#### Extrait de page
Lorsqu’il était pilote militaire, il dut même s’éjecter de son avion en flammes, c’est pour dire…
J’ai toujours gardé ses enseignements qui m’ont permis de faire une carrière de pilote tout à fait honorable par la suite.
En attendant de devenir pilote, j’abordai donc le milieu de l’Aviation Civile en étant tour à tour photographe Navigant, Opérateur scanner (thermographie) et Opérateur APR (relevés de profils de terrain pour la topographie).
Je volai alors sur nos fameux HD 34, le deuxième avion mythique de l’IGN…
Les Hurel-Dubois
Cet avion fut construit en 1956 par la société Hurel-Dubois, à la demande d’Air France pour assurer des vols en Afrique principalement. Il fallait un avion qui puisse décoller et atterrir sur des pistes courtes et en latérite. La construction de cet avion avait été confiée à la société Hurel-Dubois, spécialisée dans la fabrication de planeurs. Il en sorti un avion bimoteur à hélice de 20 tonnes, pouvant transporter cinquante passagers, sustenté par des ailes de planeur, un train d’atterrissage principal fixe, un train avant escamotable et décentré pour permettre l’utilisation du viseur de navigation dans toute son amplitude. Un ensemble haubané métallique pour renforcer les ailes à grand allongement (45 mètres d’envergure), le pénalisait tant la traînée induite était importante. Sa très grande envergure ne permettait pas d’entrer l’avion dans le hangar de maintenance autrement qu’en le tournant de 90°. On glissait alors un chariot roulant sous chaque roue du train d’atterrissage principal, puis on chargeait l’arrière de l’appareil avec des gueuses pour lui faire lever le nez avant de déplacer l’avion sur un rail de guidage.

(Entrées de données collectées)
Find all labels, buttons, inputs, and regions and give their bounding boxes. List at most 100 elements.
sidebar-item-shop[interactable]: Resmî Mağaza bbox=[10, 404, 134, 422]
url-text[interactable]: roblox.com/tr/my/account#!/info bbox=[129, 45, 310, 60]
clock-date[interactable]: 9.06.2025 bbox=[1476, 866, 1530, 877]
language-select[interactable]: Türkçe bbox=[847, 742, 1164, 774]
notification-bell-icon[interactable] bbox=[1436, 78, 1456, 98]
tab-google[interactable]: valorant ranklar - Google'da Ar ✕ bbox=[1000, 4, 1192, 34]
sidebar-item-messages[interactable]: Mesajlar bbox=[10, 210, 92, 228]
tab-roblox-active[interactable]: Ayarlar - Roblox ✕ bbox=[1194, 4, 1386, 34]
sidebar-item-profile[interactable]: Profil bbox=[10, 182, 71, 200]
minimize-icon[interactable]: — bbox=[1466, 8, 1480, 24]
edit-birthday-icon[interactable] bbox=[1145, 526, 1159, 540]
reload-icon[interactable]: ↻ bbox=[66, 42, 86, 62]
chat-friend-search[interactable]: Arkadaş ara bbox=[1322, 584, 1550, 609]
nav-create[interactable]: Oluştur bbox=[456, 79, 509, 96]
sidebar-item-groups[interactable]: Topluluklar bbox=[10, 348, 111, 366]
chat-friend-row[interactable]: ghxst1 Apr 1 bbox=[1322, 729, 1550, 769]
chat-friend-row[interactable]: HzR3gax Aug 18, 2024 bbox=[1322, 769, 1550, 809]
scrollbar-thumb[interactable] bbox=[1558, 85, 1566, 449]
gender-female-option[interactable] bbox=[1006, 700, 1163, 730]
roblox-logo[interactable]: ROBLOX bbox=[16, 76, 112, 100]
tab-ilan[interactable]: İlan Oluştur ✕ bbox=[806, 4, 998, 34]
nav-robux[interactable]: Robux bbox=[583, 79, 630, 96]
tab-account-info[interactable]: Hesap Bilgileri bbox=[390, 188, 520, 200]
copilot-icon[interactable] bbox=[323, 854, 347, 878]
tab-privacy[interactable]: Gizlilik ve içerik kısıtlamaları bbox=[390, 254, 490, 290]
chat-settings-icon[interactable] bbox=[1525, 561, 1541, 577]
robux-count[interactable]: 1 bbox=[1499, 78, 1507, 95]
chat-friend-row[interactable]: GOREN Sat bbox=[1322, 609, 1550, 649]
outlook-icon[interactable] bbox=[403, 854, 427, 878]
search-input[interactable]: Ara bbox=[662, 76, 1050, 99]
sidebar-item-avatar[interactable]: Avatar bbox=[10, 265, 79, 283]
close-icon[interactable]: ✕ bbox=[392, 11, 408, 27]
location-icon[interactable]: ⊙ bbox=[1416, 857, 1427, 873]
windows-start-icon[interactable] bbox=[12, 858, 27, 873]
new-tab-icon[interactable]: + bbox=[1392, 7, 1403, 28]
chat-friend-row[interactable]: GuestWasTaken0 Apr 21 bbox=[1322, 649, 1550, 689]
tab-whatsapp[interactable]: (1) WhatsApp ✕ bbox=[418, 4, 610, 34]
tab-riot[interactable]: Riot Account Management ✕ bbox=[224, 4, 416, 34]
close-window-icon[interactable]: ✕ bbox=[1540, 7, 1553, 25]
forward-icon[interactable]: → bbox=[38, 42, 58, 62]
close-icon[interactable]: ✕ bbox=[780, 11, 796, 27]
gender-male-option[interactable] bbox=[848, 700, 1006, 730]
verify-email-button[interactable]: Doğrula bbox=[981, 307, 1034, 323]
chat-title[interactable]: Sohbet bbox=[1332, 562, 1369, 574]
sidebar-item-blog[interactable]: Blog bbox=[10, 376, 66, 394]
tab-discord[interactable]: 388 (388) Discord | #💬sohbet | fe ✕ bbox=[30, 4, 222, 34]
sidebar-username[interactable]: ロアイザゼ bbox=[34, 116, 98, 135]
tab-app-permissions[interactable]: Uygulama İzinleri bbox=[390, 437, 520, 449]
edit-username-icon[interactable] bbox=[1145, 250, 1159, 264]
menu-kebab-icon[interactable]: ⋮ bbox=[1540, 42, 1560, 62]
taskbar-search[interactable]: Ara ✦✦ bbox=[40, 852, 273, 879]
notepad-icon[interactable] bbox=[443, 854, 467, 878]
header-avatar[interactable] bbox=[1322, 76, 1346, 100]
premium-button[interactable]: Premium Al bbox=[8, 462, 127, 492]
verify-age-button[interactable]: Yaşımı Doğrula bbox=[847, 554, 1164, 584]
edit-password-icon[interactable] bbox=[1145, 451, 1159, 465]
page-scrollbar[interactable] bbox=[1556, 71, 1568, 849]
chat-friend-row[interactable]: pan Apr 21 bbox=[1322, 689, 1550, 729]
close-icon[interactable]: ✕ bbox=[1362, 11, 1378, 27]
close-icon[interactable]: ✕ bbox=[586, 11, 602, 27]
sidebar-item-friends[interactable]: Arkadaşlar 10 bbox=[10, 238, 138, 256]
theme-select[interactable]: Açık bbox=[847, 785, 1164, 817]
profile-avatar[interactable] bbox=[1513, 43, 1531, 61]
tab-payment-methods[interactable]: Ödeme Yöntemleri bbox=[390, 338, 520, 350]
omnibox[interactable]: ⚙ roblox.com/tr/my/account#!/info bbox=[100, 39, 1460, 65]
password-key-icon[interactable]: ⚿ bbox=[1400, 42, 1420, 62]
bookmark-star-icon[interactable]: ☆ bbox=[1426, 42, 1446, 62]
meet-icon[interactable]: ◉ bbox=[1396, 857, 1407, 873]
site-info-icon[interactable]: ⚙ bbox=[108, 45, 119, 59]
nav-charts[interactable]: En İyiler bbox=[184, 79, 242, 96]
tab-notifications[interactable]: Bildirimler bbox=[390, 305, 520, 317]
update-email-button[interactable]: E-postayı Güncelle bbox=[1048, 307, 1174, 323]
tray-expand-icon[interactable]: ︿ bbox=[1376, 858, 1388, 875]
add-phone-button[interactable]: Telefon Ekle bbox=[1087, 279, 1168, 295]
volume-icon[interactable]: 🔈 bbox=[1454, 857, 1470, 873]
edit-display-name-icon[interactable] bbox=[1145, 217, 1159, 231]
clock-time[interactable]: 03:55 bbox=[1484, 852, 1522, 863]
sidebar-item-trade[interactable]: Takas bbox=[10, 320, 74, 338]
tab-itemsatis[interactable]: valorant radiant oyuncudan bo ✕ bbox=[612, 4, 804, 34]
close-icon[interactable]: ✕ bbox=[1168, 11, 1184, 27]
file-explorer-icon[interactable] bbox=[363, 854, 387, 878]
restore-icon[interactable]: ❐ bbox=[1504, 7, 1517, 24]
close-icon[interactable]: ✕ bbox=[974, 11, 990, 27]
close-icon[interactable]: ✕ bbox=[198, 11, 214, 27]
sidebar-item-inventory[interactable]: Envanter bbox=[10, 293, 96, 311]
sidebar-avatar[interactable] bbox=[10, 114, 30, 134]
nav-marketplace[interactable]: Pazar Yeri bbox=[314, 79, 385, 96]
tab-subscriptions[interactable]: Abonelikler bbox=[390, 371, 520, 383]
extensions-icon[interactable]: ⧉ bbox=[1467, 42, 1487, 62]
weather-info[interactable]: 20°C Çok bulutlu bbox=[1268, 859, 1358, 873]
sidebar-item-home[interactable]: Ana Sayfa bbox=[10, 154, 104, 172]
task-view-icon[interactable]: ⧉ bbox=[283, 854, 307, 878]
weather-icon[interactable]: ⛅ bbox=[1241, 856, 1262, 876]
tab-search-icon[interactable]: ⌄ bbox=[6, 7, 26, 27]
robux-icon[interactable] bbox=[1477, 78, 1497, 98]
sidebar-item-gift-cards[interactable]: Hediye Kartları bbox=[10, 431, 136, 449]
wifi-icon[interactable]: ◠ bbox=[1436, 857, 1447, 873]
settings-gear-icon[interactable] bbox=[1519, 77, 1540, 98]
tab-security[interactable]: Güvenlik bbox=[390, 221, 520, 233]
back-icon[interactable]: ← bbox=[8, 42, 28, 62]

#### Consignes à suivre
Reprenez le passage de l'extrait de page qui commence à « Lorsqu’il était pilote » et se termine à « par la suite. », en substituant « conseils » à « enseignements ». Les entrées ci-dessus proviennent d'une autre source.

#### Réponse produite
Lorsqu’il était pilote militaire, il dut même s’éjecter de son avion en flammes, c’est pour dire…
J’ai toujours gardé ses conseils qui m’ont permis de faire une carrière de pilote tout à fait honorable par la suite.